Data entries for graphics
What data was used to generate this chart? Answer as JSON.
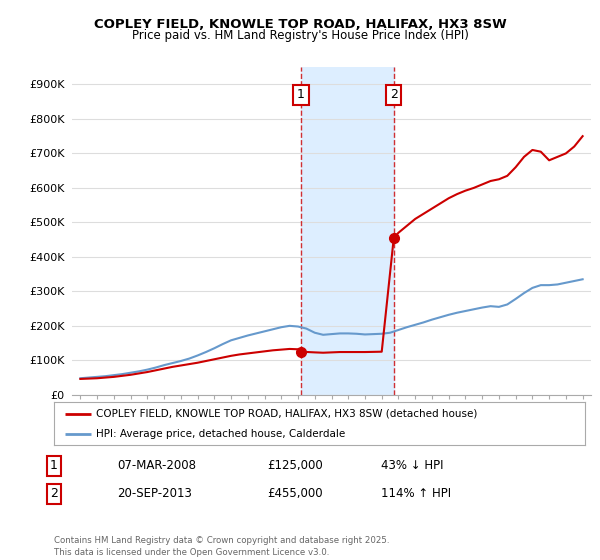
{
  "title_line1": "COPLEY FIELD, KNOWLE TOP ROAD, HALIFAX, HX3 8SW",
  "title_line2": "Price paid vs. HM Land Registry's House Price Index (HPI)",
  "legend_label_red": "COPLEY FIELD, KNOWLE TOP ROAD, HALIFAX, HX3 8SW (detached house)",
  "legend_label_blue": "HPI: Average price, detached house, Calderdale",
  "transaction1": {
    "label": "1",
    "date": "07-MAR-2008",
    "price": 125000,
    "hpi_diff": "43% ↓ HPI",
    "x": 2008.18
  },
  "transaction2": {
    "label": "2",
    "date": "20-SEP-2013",
    "price": 455000,
    "hpi_diff": "114% ↑ HPI",
    "x": 2013.72
  },
  "footer": "Contains HM Land Registry data © Crown copyright and database right 2025.\nThis data is licensed under the Open Government Licence v3.0.",
  "ylim": [
    0,
    950000
  ],
  "xlim": [
    1994.5,
    2025.5
  ],
  "yticks": [
    0,
    100000,
    200000,
    300000,
    400000,
    500000,
    600000,
    700000,
    800000,
    900000
  ],
  "ytick_labels": [
    "£0",
    "£100K",
    "£200K",
    "£300K",
    "£400K",
    "£500K",
    "£600K",
    "£700K",
    "£800K",
    "£900K"
  ],
  "xticks": [
    1995,
    1996,
    1997,
    1998,
    1999,
    2000,
    2001,
    2002,
    2003,
    2004,
    2005,
    2006,
    2007,
    2008,
    2009,
    2010,
    2011,
    2012,
    2013,
    2014,
    2015,
    2016,
    2017,
    2018,
    2019,
    2020,
    2021,
    2022,
    2023,
    2024,
    2025
  ],
  "red_color": "#cc0000",
  "blue_color": "#6699cc",
  "shade_color": "#ddeeff",
  "box_border_color": "#cc0000",
  "background_color": "#ffffff",
  "grid_color": "#dddddd",
  "hpi_years": [
    1995,
    1995.5,
    1996,
    1996.5,
    1997,
    1997.5,
    1998,
    1998.5,
    1999,
    1999.5,
    2000,
    2000.5,
    2001,
    2001.5,
    2002,
    2002.5,
    2003,
    2003.5,
    2004,
    2004.5,
    2005,
    2005.5,
    2006,
    2006.5,
    2007,
    2007.5,
    2008,
    2008.5,
    2009,
    2009.5,
    2010,
    2010.5,
    2011,
    2011.5,
    2012,
    2012.5,
    2013,
    2013.5,
    2014,
    2014.5,
    2015,
    2015.5,
    2016,
    2016.5,
    2017,
    2017.5,
    2018,
    2018.5,
    2019,
    2019.5,
    2020,
    2020.5,
    2021,
    2021.5,
    2022,
    2022.5,
    2023,
    2023.5,
    2024,
    2024.5,
    2025
  ],
  "hpi_values": [
    48000,
    50000,
    52000,
    54000,
    57000,
    60000,
    64000,
    68000,
    73000,
    79000,
    86000,
    92000,
    98000,
    105000,
    114000,
    124000,
    135000,
    147000,
    158000,
    165000,
    172000,
    178000,
    184000,
    190000,
    196000,
    200000,
    198000,
    192000,
    180000,
    174000,
    176000,
    178000,
    178000,
    177000,
    175000,
    176000,
    177000,
    180000,
    188000,
    196000,
    203000,
    210000,
    218000,
    225000,
    232000,
    238000,
    243000,
    248000,
    253000,
    257000,
    255000,
    262000,
    278000,
    295000,
    310000,
    318000,
    318000,
    320000,
    325000,
    330000,
    335000
  ],
  "prop_years": [
    1995,
    1995.5,
    1996,
    1996.5,
    1997,
    1997.5,
    1998,
    1998.5,
    1999,
    1999.5,
    2000,
    2000.5,
    2001,
    2001.5,
    2002,
    2002.5,
    2003,
    2003.5,
    2004,
    2004.5,
    2005,
    2005.5,
    2006,
    2006.5,
    2007,
    2007.5,
    2008,
    2008.18,
    2009,
    2009.5,
    2010,
    2010.5,
    2011,
    2011.5,
    2012,
    2012.5,
    2013,
    2013.72,
    2014,
    2014.5,
    2015,
    2015.5,
    2016,
    2016.5,
    2017,
    2017.5,
    2018,
    2018.5,
    2019,
    2019.5,
    2020,
    2020.5,
    2021,
    2021.5,
    2022,
    2022.5,
    2023,
    2023.5,
    2024,
    2024.5,
    2025
  ],
  "prop_values": [
    46000,
    47000,
    48000,
    50000,
    52000,
    55000,
    58000,
    62000,
    66000,
    71000,
    76000,
    81000,
    85000,
    89000,
    93000,
    98000,
    103000,
    108000,
    113000,
    117000,
    120000,
    123000,
    126000,
    129000,
    131000,
    133000,
    132000,
    125000,
    123000,
    122000,
    123000,
    124000,
    124000,
    124000,
    124000,
    124500,
    125000,
    455000,
    470000,
    490000,
    510000,
    525000,
    540000,
    555000,
    570000,
    582000,
    592000,
    600000,
    610000,
    620000,
    625000,
    635000,
    660000,
    690000,
    710000,
    705000,
    680000,
    690000,
    700000,
    720000,
    750000
  ]
}
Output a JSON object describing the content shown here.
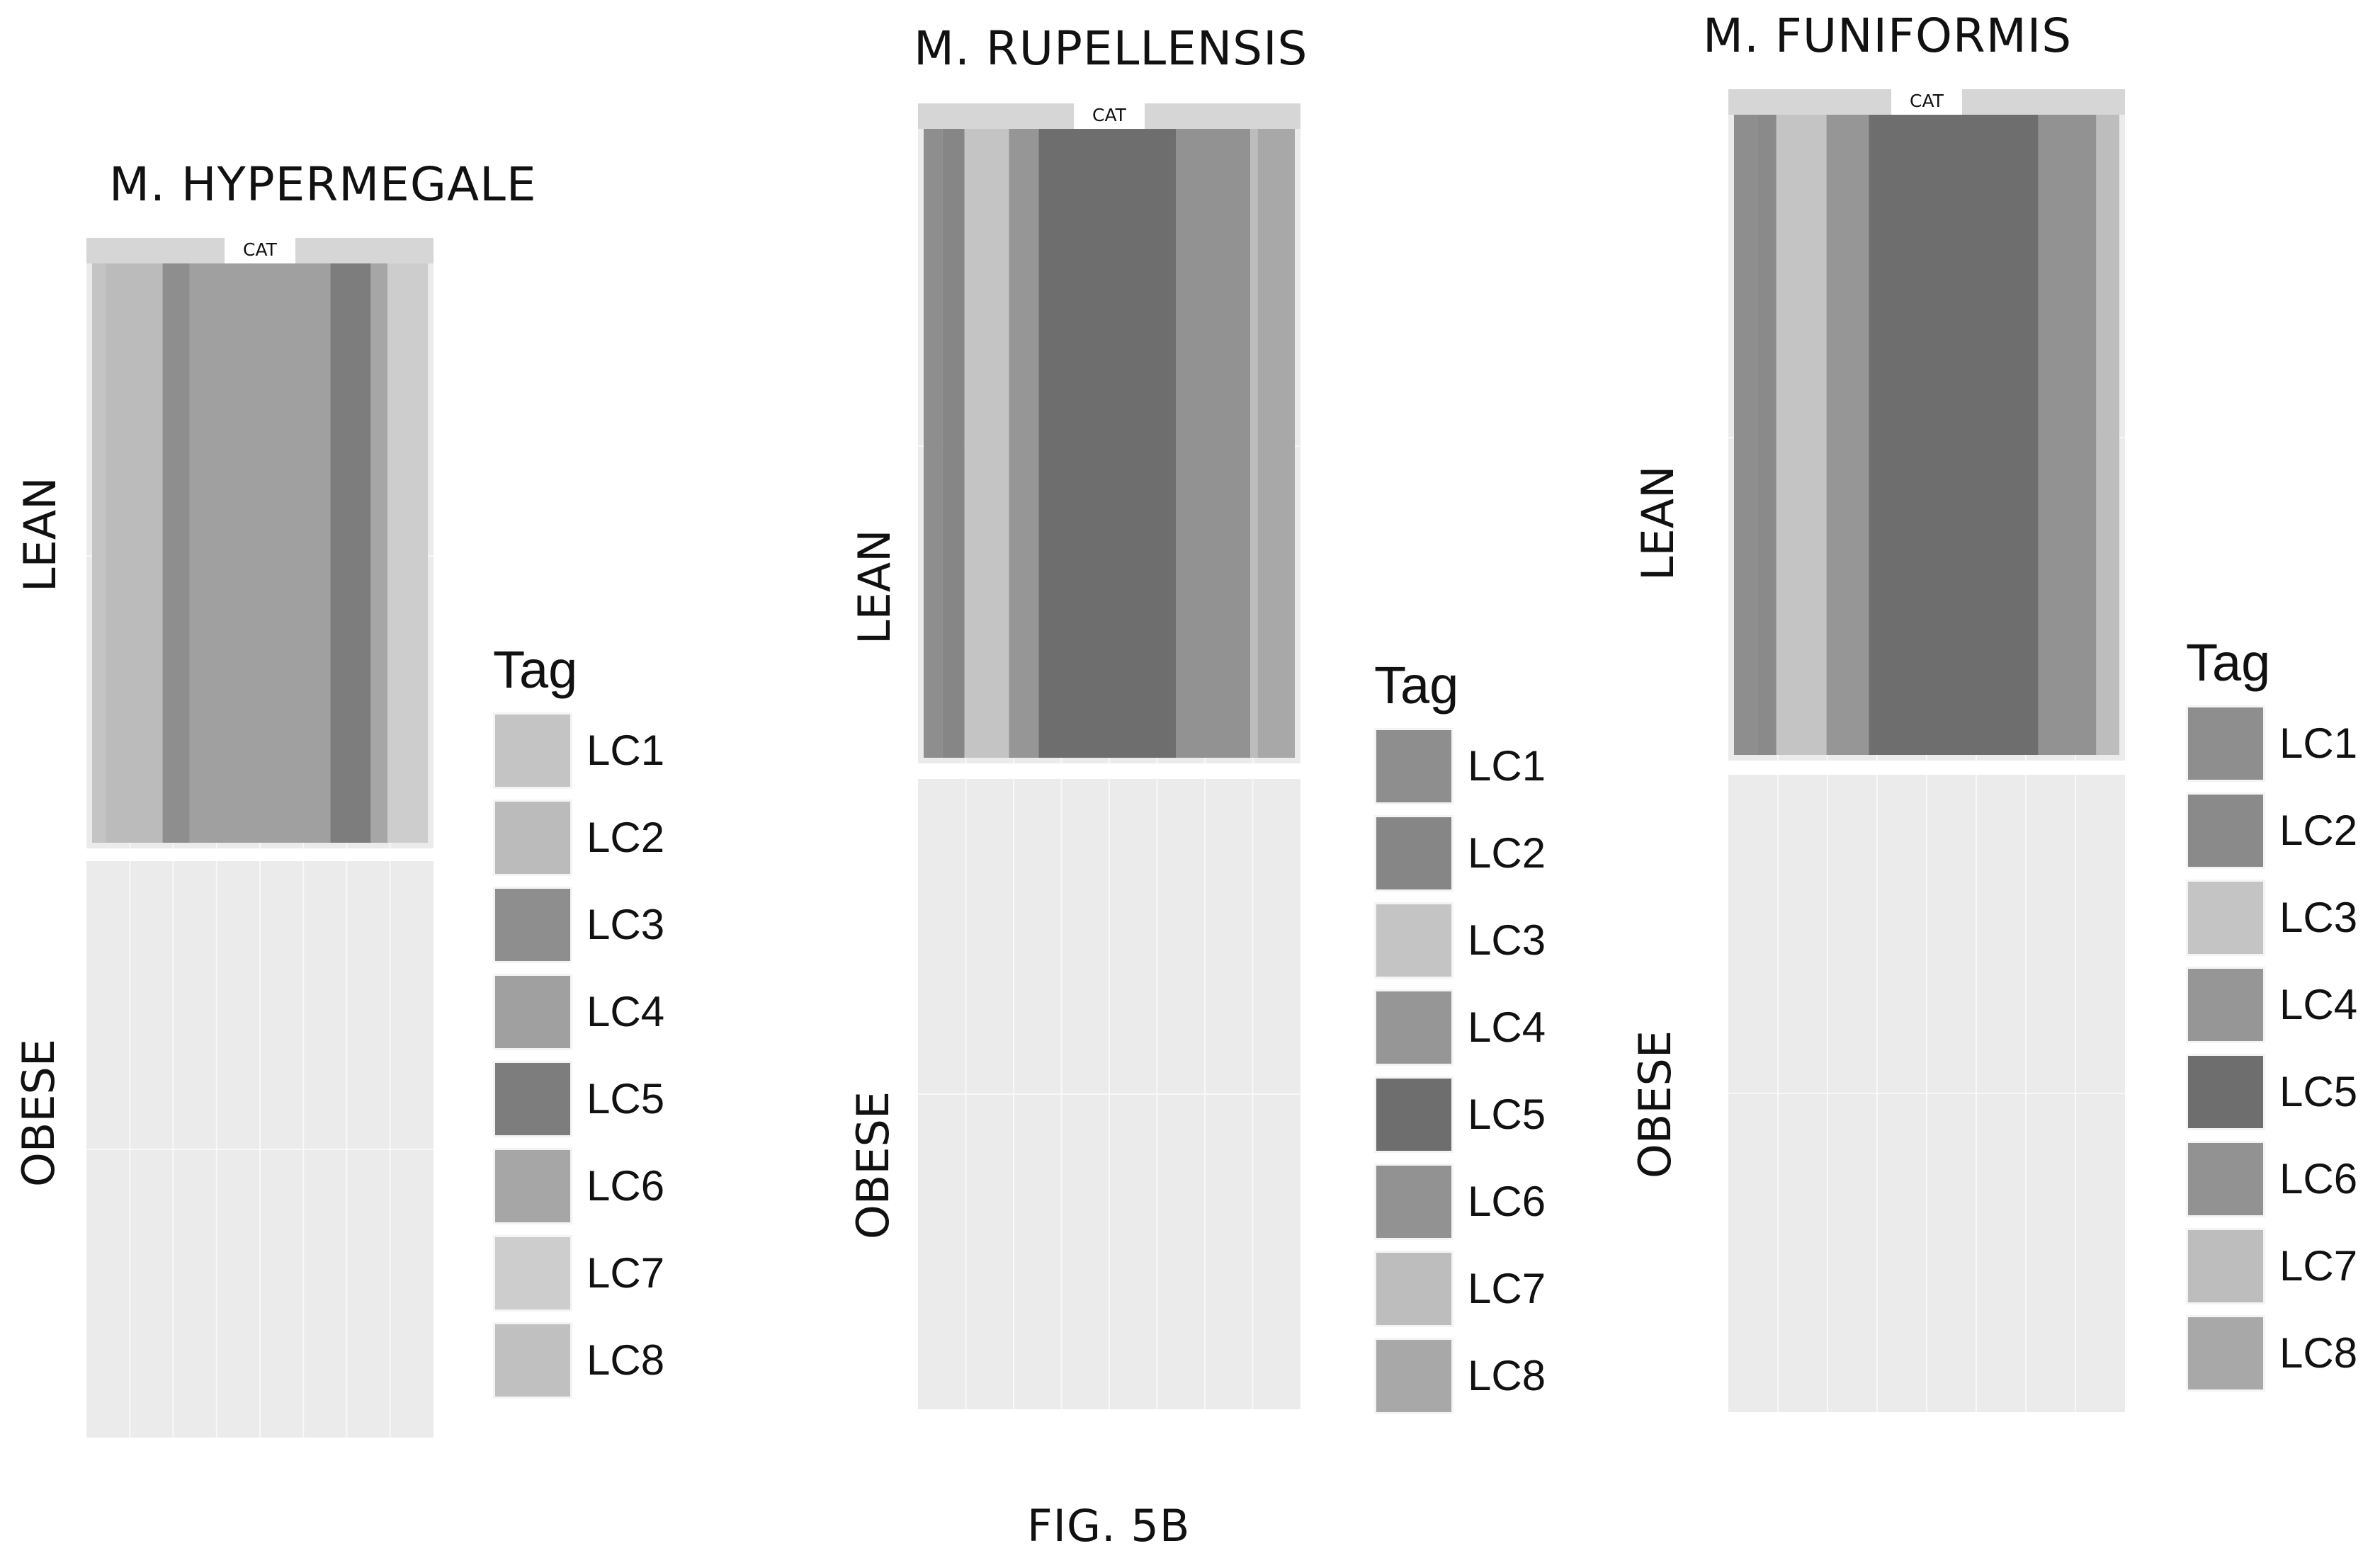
{
  "figure": {
    "caption": "FIG. 5B"
  },
  "chart_data": [
    {
      "type": "bar",
      "title": "M. HYPERMEGALE",
      "strip_label": "CAT",
      "rows": [
        "LEAN",
        "OBESE"
      ],
      "legend_title": "Tag",
      "legend": [
        "LC1",
        "LC2",
        "LC3",
        "LC4",
        "LC5",
        "LC6",
        "LC7",
        "LC8"
      ],
      "colors": [
        "#c4c4c4",
        "#bbbbbb",
        "#8e8e8e",
        "#a0a0a0",
        "#7d7d7d",
        "#a6a6a6",
        "#cdcdcd",
        "#c0c0c0"
      ],
      "stacks": {
        "LEAN": [
          0.04,
          0.17,
          0.08,
          0.42,
          0.12,
          0.05,
          0.12,
          0.0
        ],
        "OBESE": [
          0,
          0,
          0,
          0,
          0,
          0,
          0,
          0
        ]
      }
    },
    {
      "type": "bar",
      "title": "M. RUPELLENSIS",
      "strip_label": "CAT",
      "rows": [
        "LEAN",
        "OBESE"
      ],
      "legend_title": "Tag",
      "legend": [
        "LC1",
        "LC2",
        "LC3",
        "LC4",
        "LC5",
        "LC6",
        "LC7",
        "LC8"
      ],
      "colors": [
        "#8e8e8e",
        "#868686",
        "#c4c4c4",
        "#969696",
        "#6e6e6e",
        "#929292",
        "#bdbdbd",
        "#a8a8a8"
      ],
      "stacks": {
        "LEAN": [
          0.05,
          0.06,
          0.12,
          0.08,
          0.37,
          0.2,
          0.02,
          0.1
        ],
        "OBESE": [
          0,
          0,
          0,
          0,
          0,
          0,
          0,
          0
        ]
      }
    },
    {
      "type": "bar",
      "title": "M. FUNIFORMIS",
      "strip_label": "CAT",
      "rows": [
        "LEAN",
        "OBESE"
      ],
      "legend_title": "Tag",
      "legend": [
        "LC1",
        "LC2",
        "LC3",
        "LC4",
        "LC5",
        "LC6",
        "LC7",
        "LC8"
      ],
      "colors": [
        "#8e8e8e",
        "#8a8a8a",
        "#c4c4c4",
        "#969696",
        "#6e6e6e",
        "#929292",
        "#bdbdbd",
        "#a8a8a8"
      ],
      "stacks": {
        "LEAN": [
          0.06,
          0.05,
          0.13,
          0.11,
          0.44,
          0.15,
          0.06,
          0.0
        ],
        "OBESE": [
          0,
          0,
          0,
          0,
          0,
          0,
          0,
          0
        ]
      }
    }
  ]
}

» **Task to complete**: Set down every entry word for word, but omit the pictures.

» **Finished exercise**:
What data was used to generate this chart? Answer as JSON.
{
  "title_line1": "COPLEY FIELD, KNOWLE TOP ROAD, HALIFAX, HX3 8SW",
  "title_line2": "Price paid vs. HM Land Registry's House Price Index (HPI)",
  "legend_label_red": "COPLEY FIELD, KNOWLE TOP ROAD, HALIFAX, HX3 8SW (detached house)",
  "legend_label_blue": "HPI: Average price, detached house, Calderdale",
  "transaction1": {
    "label": "1",
    "date": "07-MAR-2008",
    "price": 125000,
    "hpi_diff": "43% ↓ HPI",
    "x": 2008.18
  },
  "transaction2": {
    "label": "2",
    "date": "20-SEP-2013",
    "price": 455000,
    "hpi_diff": "114% ↑ HPI",
    "x": 2013.72
  },
  "footer": "Contains HM Land Registry data © Crown copyright and database right 2025.\nThis data is licensed under the Open Government Licence v3.0.",
  "ylim": [
    0,
    950000
  ],
  "xlim": [
    1994.5,
    2025.5
  ],
  "yticks": [
    0,
    100000,
    200000,
    300000,
    400000,
    500000,
    600000,
    700000,
    800000,
    900000
  ],
  "ytick_labels": [
    "£0",
    "£100K",
    "£200K",
    "£300K",
    "£400K",
    "£500K",
    "£600K",
    "£700K",
    "£800K",
    "£900K"
  ],
  "xticks": [
    1995,
    1996,
    1997,
    1998,
    1999,
    2000,
    2001,
    2002,
    2003,
    2004,
    2005,
    2006,
    2007,
    2008,
    2009,
    2010,
    2011,
    2012,
    2013,
    2014,
    2015,
    2016,
    2017,
    2018,
    2019,
    2020,
    2021,
    2022,
    2023,
    2024,
    2025
  ],
  "red_color": "#cc0000",
  "blue_color": "#6699cc",
  "shade_color": "#ddeeff",
  "box_border_color": "#cc0000",
  "background_color": "#ffffff",
  "grid_color": "#dddddd",
  "hpi_years": [
    1995,
    1995.5,
    1996,
    1996.5,
    1997,
    1997.5,
    1998,
    1998.5,
    1999,
    1999.5,
    2000,
    2000.5,
    2001,
    2001.5,
    2002,
    2002.5,
    2003,
    2003.5,
    2004,
    2004.5,
    2005,
    2005.5,
    2006,
    2006.5,
    2007,
    2007.5,
    2008,
    2008.5,
    2009,
    2009.5,
    2010,
    2010.5,
    2011,
    2011.5,
    2012,
    2012.5,
    2013,
    2013.5,
    2014,
    2014.5,
    2015,
    2015.5,
    2016,
    2016.5,
    2017,
    2017.5,
    2018,
    2018.5,
    2019,
    2019.5,
    2020,
    2020.5,
    2021,
    2021.5,
    2022,
    2022.5,
    2023,
    2023.5,
    2024,
    2024.5,
    2025
  ],
  "hpi_values": [
    48000,
    50000,
    52000,
    54000,
    57000,
    60000,
    64000,
    68000,
    73000,
    79000,
    86000,
    92000,
    98000,
    105000,
    114000,
    124000,
    135000,
    147000,
    158000,
    165000,
    172000,
    178000,
    184000,
    190000,
    196000,
    200000,
    198000,
    192000,
    180000,
    174000,
    176000,
    178000,
    178000,
    177000,
    175000,
    176000,
    177000,
    180000,
    188000,
    196000,
    203000,
    210000,
    218000,
    225000,
    232000,
    238000,
    243000,
    248000,
    253000,
    257000,
    255000,
    262000,
    278000,
    295000,
    310000,
    318000,
    318000,
    320000,
    325000,
    330000,
    335000
  ],
  "prop_years": [
    1995,
    1995.5,
    1996,
    1996.5,
    1997,
    1997.5,
    1998,
    1998.5,
    1999,
    1999.5,
    2000,
    2000.5,
    2001,
    2001.5,
    2002,
    2002.5,
    2003,
    2003.5,
    2004,
    2004.5,
    2005,
    2005.5,
    2006,
    2006.5,
    2007,
    2007.5,
    2008,
    2008.18,
    2009,
    2009.5,
    2010,
    2010.5,
    2011,
    2011.5,
    2012,
    2012.5,
    2013,
    2013.72,
    2014,
    2014.5,
    2015,
    2015.5,
    2016,
    2016.5,
    2017,
    2017.5,
    2018,
    2018.5,
    2019,
    2019.5,
    2020,
    2020.5,
    2021,
    2021.5,
    2022,
    2022.5,
    2023,
    2023.5,
    2024,
    2024.5,
    2025
  ],
  "prop_values": [
    46000,
    47000,
    48000,
    50000,
    52000,
    55000,
    58000,
    62000,
    66000,
    71000,
    76000,
    81000,
    85000,
    89000,
    93000,
    98000,
    103000,
    108000,
    113000,
    117000,
    120000,
    123000,
    126000,
    129000,
    131000,
    133000,
    132000,
    125000,
    123000,
    122000,
    123000,
    124000,
    124000,
    124000,
    124000,
    124500,
    125000,
    455000,
    470000,
    490000,
    510000,
    525000,
    540000,
    555000,
    570000,
    582000,
    592000,
    600000,
    610000,
    620000,
    625000,
    635000,
    660000,
    690000,
    710000,
    705000,
    680000,
    690000,
    700000,
    720000,
    750000
  ]
}
Output a JSON object describing the content shown here.
{
  "figure": {
    "caption": "FIG. 5B"
  },
  "chart_data": [
    {
      "type": "bar",
      "title": "M. HYPERMEGALE",
      "strip_label": "CAT",
      "rows": [
        "LEAN",
        "OBESE"
      ],
      "legend_title": "Tag",
      "legend": [
        "LC1",
        "LC2",
        "LC3",
        "LC4",
        "LC5",
        "LC6",
        "LC7",
        "LC8"
      ],
      "colors": [
        "#c4c4c4",
        "#bbbbbb",
        "#8e8e8e",
        "#a0a0a0",
        "#7d7d7d",
        "#a6a6a6",
        "#cdcdcd",
        "#c0c0c0"
      ],
      "stacks": {
        "LEAN": [
          0.04,
          0.17,
          0.08,
          0.42,
          0.12,
          0.05,
          0.12,
          0.0
        ],
        "OBESE": [
          0,
          0,
          0,
          0,
          0,
          0,
          0,
          0
        ]
      }
    },
    {
      "type": "bar",
      "title": "M. RUPELLENSIS",
      "strip_label": "CAT",
      "rows": [
        "LEAN",
        "OBESE"
      ],
      "legend_title": "Tag",
      "legend": [
        "LC1",
        "LC2",
        "LC3",
        "LC4",
        "LC5",
        "LC6",
        "LC7",
        "LC8"
      ],
      "colors": [
        "#8e8e8e",
        "#868686",
        "#c4c4c4",
        "#969696",
        "#6e6e6e",
        "#929292",
        "#bdbdbd",
        "#a8a8a8"
      ],
      "stacks": {
        "LEAN": [
          0.05,
          0.06,
          0.12,
          0.08,
          0.37,
          0.2,
          0.02,
          0.1
        ],
        "OBESE": [
          0,
          0,
          0,
          0,
          0,
          0,
          0,
          0
        ]
      }
    },
    {
      "type": "bar",
      "title": "M. FUNIFORMIS",
      "strip_label": "CAT",
      "rows": [
        "LEAN",
        "OBESE"
      ],
      "legend_title": "Tag",
      "legend": [
        "LC1",
        "LC2",
        "LC3",
        "LC4",
        "LC5",
        "LC6",
        "LC7",
        "LC8"
      ],
      "colors": [
        "#8e8e8e",
        "#8a8a8a",
        "#c4c4c4",
        "#969696",
        "#6e6e6e",
        "#929292",
        "#bdbdbd",
        "#a8a8a8"
      ],
      "stacks": {
        "LEAN": [
          0.06,
          0.05,
          0.13,
          0.11,
          0.44,
          0.15,
          0.06,
          0.0
        ],
        "OBESE": [
          0,
          0,
          0,
          0,
          0,
          0,
          0,
          0
        ]
      }
    }
  ]
}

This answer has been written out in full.